• **SET PROBLEM**: Scan the data below for the string "Anomalias". Copy every line where it appears.

* Start *

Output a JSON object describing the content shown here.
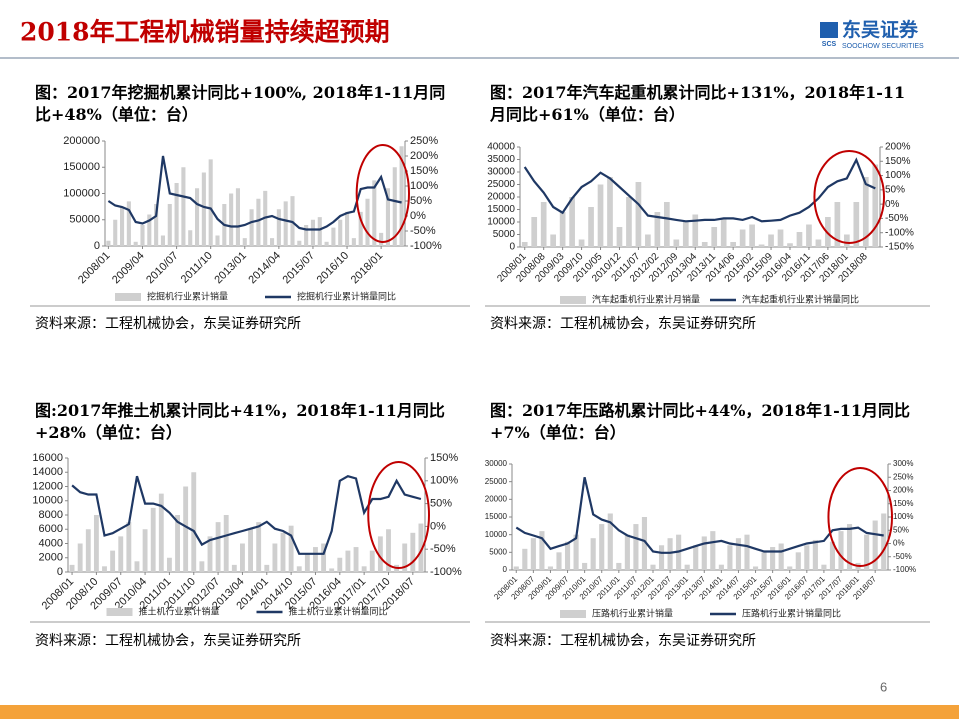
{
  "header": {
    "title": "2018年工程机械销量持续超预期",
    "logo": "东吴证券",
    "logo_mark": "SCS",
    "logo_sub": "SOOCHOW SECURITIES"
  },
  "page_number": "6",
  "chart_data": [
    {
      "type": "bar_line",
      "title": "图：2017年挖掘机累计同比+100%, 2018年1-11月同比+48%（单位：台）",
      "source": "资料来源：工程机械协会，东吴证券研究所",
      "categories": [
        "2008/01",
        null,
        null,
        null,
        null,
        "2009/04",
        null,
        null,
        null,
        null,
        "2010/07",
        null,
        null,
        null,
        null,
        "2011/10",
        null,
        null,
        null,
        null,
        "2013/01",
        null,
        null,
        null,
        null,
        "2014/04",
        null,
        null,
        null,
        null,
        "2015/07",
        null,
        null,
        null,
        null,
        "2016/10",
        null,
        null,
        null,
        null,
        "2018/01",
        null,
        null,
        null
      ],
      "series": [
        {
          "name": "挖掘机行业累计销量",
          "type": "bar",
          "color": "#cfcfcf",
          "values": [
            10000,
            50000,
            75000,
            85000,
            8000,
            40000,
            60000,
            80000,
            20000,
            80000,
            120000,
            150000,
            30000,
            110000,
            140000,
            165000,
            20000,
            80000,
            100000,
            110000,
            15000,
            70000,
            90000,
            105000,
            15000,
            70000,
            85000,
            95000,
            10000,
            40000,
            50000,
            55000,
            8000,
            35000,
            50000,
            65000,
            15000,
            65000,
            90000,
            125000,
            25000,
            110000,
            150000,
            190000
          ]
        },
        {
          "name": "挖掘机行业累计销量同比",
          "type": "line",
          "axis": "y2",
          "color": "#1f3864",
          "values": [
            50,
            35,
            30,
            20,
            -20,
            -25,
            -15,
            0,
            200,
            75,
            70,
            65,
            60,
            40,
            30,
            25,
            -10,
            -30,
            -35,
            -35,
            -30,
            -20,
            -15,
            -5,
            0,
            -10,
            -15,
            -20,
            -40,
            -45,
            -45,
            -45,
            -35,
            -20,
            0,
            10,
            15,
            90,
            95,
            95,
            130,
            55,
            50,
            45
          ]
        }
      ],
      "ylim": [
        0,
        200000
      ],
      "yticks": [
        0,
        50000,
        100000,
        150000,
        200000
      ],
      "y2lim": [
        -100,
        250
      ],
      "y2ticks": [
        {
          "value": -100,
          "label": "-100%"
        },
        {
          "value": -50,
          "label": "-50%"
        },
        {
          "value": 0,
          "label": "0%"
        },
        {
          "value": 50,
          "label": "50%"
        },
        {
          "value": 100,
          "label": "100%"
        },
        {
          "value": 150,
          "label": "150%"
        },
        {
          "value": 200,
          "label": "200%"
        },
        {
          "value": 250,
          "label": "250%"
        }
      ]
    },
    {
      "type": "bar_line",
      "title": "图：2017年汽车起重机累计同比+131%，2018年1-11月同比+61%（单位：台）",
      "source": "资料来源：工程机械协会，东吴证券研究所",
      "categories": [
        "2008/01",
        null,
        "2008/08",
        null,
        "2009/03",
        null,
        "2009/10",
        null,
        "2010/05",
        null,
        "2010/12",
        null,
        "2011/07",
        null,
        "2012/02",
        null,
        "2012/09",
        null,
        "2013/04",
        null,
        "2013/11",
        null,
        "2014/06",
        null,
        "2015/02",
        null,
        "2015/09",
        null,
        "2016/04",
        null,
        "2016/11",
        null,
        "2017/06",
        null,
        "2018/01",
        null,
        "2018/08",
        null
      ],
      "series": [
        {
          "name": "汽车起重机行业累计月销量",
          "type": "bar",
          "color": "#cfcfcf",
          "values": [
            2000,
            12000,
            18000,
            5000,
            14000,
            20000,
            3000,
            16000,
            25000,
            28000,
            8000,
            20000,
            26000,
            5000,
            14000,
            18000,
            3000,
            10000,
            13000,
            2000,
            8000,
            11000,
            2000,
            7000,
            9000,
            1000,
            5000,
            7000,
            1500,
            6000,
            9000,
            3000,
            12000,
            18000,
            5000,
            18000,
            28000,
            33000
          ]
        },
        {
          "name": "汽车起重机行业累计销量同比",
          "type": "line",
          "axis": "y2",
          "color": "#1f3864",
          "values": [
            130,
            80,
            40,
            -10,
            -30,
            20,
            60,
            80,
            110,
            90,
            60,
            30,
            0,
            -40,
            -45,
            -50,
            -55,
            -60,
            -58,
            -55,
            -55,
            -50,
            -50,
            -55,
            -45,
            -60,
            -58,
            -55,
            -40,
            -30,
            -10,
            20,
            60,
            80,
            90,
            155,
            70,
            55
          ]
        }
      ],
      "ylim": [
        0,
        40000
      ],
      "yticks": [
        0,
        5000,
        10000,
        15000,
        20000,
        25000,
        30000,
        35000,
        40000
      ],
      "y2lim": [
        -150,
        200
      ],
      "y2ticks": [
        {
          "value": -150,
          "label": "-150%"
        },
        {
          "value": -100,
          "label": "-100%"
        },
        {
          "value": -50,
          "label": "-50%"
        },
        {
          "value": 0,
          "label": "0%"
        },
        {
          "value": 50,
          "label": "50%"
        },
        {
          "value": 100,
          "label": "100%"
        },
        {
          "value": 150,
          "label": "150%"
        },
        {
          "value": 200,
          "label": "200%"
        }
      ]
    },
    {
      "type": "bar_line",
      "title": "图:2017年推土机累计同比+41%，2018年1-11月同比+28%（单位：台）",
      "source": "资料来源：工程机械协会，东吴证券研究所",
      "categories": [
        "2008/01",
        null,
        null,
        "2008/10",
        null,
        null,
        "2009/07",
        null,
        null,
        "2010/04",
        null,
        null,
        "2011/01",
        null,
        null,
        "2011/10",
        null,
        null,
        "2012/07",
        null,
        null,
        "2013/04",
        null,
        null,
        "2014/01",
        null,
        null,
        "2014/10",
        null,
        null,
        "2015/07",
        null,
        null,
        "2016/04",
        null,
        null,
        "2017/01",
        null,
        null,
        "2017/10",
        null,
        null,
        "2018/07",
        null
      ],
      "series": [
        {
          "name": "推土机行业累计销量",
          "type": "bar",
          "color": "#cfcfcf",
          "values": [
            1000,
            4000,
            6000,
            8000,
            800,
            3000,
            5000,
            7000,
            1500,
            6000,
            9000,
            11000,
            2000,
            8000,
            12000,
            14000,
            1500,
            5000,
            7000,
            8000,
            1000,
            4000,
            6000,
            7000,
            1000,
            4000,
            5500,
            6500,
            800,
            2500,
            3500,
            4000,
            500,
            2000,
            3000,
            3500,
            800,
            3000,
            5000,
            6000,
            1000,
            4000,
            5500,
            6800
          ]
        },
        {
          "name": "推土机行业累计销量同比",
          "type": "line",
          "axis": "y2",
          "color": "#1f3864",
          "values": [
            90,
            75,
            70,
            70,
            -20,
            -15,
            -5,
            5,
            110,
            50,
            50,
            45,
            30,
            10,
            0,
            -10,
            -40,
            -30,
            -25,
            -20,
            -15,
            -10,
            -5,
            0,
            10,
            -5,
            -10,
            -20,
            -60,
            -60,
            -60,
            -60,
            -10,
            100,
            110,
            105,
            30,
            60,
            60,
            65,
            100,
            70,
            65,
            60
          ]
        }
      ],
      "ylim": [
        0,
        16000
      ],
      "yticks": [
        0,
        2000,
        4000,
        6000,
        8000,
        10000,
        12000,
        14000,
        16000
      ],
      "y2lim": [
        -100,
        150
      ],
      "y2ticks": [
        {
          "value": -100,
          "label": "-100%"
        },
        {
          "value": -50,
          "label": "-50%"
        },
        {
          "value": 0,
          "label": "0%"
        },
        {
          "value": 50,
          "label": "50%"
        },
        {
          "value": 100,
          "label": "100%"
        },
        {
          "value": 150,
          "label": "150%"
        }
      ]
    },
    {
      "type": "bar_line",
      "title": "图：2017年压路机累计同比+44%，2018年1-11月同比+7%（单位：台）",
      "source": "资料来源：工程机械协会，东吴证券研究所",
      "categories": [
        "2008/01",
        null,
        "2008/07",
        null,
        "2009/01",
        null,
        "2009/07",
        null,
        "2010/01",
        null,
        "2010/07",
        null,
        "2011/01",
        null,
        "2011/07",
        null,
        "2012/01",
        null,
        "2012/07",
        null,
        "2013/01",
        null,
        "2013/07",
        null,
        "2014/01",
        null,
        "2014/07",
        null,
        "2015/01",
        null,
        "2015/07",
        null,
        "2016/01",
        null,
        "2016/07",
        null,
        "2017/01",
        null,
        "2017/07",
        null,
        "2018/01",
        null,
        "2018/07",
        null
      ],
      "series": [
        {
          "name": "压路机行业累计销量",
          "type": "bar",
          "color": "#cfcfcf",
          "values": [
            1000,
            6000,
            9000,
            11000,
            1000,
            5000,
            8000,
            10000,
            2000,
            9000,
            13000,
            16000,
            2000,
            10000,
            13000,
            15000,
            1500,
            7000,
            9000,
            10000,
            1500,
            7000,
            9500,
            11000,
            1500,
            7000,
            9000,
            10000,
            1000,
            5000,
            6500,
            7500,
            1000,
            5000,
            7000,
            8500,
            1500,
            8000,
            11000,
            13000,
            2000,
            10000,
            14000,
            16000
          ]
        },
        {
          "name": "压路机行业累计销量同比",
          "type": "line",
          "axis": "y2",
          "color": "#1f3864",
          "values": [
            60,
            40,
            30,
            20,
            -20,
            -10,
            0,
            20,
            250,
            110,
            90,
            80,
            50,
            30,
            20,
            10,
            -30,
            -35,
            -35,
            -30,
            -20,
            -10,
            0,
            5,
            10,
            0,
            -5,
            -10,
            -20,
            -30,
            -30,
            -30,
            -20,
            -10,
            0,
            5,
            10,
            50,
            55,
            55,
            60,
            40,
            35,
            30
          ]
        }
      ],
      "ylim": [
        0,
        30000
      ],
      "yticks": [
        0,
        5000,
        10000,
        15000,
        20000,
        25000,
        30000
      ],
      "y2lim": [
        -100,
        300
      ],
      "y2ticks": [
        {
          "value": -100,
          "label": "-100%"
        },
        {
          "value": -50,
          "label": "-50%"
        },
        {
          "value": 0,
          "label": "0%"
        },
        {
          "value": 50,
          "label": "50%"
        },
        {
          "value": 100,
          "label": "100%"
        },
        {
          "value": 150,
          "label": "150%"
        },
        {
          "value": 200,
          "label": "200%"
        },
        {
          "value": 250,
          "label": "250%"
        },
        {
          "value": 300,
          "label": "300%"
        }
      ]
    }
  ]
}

* End *
* Start *

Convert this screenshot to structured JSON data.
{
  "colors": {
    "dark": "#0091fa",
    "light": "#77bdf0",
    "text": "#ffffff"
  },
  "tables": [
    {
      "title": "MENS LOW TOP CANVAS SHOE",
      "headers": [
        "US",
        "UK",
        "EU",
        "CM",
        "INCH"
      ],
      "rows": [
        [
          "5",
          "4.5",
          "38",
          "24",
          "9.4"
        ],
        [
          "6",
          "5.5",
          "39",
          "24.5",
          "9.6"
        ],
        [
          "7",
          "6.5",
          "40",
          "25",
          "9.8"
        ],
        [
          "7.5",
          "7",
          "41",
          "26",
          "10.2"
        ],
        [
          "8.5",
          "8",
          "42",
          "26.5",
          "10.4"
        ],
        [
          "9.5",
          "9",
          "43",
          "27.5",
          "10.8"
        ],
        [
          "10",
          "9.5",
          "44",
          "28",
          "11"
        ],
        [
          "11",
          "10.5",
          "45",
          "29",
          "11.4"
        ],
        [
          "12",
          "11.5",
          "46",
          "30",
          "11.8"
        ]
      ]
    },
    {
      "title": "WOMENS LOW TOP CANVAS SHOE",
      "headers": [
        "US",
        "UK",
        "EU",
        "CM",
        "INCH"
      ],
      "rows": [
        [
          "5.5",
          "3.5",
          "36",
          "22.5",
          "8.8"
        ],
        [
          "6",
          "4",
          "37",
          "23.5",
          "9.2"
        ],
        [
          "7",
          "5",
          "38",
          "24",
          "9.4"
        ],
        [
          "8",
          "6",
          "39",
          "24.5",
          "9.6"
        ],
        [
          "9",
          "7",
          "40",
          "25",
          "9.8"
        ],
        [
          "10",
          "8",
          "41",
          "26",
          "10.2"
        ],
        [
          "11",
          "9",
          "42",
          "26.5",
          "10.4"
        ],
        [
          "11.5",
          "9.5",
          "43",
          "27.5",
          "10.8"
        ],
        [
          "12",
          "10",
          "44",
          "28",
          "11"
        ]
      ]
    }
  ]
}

* End *
* Start *

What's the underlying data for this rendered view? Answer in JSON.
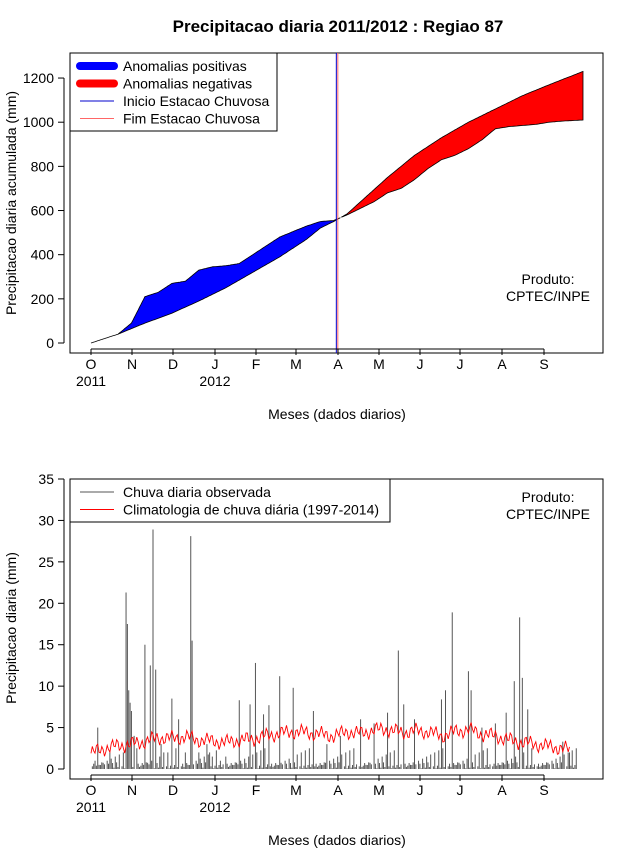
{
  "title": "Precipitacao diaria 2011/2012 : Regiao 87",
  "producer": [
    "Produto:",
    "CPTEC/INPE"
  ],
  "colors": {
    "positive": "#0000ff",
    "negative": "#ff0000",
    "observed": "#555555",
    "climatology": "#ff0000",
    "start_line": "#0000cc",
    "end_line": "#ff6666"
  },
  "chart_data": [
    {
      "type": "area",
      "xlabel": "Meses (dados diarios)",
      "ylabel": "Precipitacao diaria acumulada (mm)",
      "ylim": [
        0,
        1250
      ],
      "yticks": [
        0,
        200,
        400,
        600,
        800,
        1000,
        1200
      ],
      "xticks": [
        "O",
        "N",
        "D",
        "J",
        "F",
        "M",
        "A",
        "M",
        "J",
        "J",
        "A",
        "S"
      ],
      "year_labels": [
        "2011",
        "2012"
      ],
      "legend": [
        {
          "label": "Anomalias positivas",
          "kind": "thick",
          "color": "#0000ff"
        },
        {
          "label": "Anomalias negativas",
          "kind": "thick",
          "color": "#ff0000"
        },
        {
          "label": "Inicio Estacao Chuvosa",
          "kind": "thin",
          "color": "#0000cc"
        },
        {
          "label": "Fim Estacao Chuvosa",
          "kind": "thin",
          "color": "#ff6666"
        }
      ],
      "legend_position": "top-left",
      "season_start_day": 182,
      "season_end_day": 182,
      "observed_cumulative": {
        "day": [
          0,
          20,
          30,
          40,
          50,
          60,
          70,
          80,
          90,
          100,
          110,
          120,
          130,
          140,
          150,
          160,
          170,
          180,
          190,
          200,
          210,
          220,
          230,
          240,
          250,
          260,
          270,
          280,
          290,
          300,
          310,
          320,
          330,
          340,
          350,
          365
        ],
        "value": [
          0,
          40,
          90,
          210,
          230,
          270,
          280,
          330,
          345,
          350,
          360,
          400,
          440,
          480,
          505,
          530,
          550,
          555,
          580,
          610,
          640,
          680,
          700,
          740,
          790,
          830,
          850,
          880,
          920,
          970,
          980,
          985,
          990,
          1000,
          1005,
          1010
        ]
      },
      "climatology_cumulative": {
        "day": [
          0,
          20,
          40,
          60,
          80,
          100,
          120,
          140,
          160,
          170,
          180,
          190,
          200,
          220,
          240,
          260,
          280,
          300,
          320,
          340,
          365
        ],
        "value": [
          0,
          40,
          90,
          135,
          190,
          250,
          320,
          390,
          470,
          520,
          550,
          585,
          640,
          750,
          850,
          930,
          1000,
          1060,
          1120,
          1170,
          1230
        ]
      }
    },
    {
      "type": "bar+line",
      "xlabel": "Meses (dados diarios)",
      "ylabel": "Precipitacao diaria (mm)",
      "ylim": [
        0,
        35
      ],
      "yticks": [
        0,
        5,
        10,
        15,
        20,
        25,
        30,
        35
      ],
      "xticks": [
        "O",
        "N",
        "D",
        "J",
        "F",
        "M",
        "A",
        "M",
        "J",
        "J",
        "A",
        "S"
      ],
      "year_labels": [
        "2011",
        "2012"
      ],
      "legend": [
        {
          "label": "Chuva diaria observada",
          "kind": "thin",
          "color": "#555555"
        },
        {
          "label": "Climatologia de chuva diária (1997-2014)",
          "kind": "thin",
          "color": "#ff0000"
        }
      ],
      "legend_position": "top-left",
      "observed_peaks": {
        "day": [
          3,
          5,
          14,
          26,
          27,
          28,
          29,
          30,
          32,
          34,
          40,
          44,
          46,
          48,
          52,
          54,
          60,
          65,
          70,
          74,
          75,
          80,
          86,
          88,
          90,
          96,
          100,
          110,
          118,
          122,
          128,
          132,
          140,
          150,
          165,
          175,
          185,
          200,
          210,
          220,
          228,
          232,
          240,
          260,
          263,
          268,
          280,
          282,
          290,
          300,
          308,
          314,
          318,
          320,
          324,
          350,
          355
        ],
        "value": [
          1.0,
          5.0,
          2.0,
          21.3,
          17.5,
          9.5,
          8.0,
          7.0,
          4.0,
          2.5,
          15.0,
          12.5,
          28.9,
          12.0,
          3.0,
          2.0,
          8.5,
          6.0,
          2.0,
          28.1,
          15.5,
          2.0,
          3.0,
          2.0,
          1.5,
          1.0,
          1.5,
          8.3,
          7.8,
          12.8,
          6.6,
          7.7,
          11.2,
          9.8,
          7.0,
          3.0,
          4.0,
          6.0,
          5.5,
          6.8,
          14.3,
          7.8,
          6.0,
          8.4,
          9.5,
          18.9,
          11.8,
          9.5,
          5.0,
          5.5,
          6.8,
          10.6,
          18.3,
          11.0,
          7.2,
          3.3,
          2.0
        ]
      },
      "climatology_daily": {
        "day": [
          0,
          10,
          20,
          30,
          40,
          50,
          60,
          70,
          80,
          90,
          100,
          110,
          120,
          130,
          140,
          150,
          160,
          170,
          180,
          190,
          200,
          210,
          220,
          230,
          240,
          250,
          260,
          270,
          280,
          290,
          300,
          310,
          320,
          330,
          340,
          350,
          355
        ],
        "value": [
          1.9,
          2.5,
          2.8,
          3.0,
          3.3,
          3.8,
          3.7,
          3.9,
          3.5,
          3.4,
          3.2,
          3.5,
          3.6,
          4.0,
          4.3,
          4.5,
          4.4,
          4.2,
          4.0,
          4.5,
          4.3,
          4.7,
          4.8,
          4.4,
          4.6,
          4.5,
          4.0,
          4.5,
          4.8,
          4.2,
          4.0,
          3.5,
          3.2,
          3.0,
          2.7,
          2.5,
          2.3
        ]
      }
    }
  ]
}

* End *

• **CORRECT ANSWER**:
          "label": "Anomalias positivas",
          "label": "Anomalias negativas",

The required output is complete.